Collected data entries
******

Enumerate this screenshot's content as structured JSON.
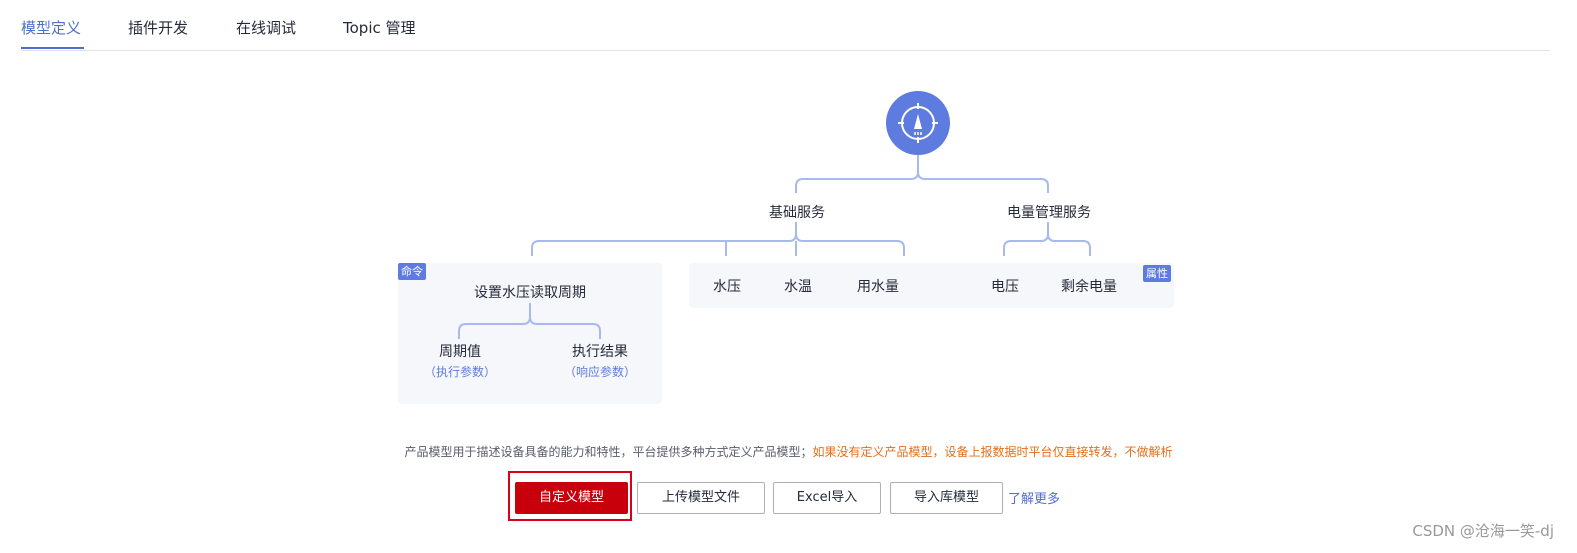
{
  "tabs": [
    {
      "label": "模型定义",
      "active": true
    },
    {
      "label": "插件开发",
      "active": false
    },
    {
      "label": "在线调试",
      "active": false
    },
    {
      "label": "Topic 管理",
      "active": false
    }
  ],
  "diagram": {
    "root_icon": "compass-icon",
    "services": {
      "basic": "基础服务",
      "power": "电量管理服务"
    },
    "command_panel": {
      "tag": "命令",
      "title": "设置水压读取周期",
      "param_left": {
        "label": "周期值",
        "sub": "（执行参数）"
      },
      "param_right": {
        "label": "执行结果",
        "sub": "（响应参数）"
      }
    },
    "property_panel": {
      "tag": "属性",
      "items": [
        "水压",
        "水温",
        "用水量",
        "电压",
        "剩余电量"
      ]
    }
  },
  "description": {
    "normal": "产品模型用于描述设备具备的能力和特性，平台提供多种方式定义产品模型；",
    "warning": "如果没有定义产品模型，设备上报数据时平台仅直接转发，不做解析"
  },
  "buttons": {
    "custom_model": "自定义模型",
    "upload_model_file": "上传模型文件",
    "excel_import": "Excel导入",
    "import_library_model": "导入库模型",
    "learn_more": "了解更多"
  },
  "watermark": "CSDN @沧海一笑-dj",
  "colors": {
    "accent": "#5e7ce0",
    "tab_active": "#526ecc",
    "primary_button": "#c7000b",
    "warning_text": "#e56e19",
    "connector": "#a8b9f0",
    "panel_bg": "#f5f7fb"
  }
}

******

* WORK INSTRUCTIONS:
Repeat every record precisely. Any picture among them stays out of the copy.

* TASK OUTPUT:
Enumerate this screenshot's content as structured JSON.
{
  "tabs": [
    {
      "label": "模型定义",
      "active": true
    },
    {
      "label": "插件开发",
      "active": false
    },
    {
      "label": "在线调试",
      "active": false
    },
    {
      "label": "Topic 管理",
      "active": false
    }
  ],
  "diagram": {
    "root_icon": "compass-icon",
    "services": {
      "basic": "基础服务",
      "power": "电量管理服务"
    },
    "command_panel": {
      "tag": "命令",
      "title": "设置水压读取周期",
      "param_left": {
        "label": "周期值",
        "sub": "（执行参数）"
      },
      "param_right": {
        "label": "执行结果",
        "sub": "（响应参数）"
      }
    },
    "property_panel": {
      "tag": "属性",
      "items": [
        "水压",
        "水温",
        "用水量",
        "电压",
        "剩余电量"
      ]
    }
  },
  "description": {
    "normal": "产品模型用于描述设备具备的能力和特性，平台提供多种方式定义产品模型；",
    "warning": "如果没有定义产品模型，设备上报数据时平台仅直接转发，不做解析"
  },
  "buttons": {
    "custom_model": "自定义模型",
    "upload_model_file": "上传模型文件",
    "excel_import": "Excel导入",
    "import_library_model": "导入库模型",
    "learn_more": "了解更多"
  },
  "watermark": "CSDN @沧海一笑-dj",
  "colors": {
    "accent": "#5e7ce0",
    "tab_active": "#526ecc",
    "primary_button": "#c7000b",
    "warning_text": "#e56e19",
    "connector": "#a8b9f0",
    "panel_bg": "#f5f7fb"
  }
}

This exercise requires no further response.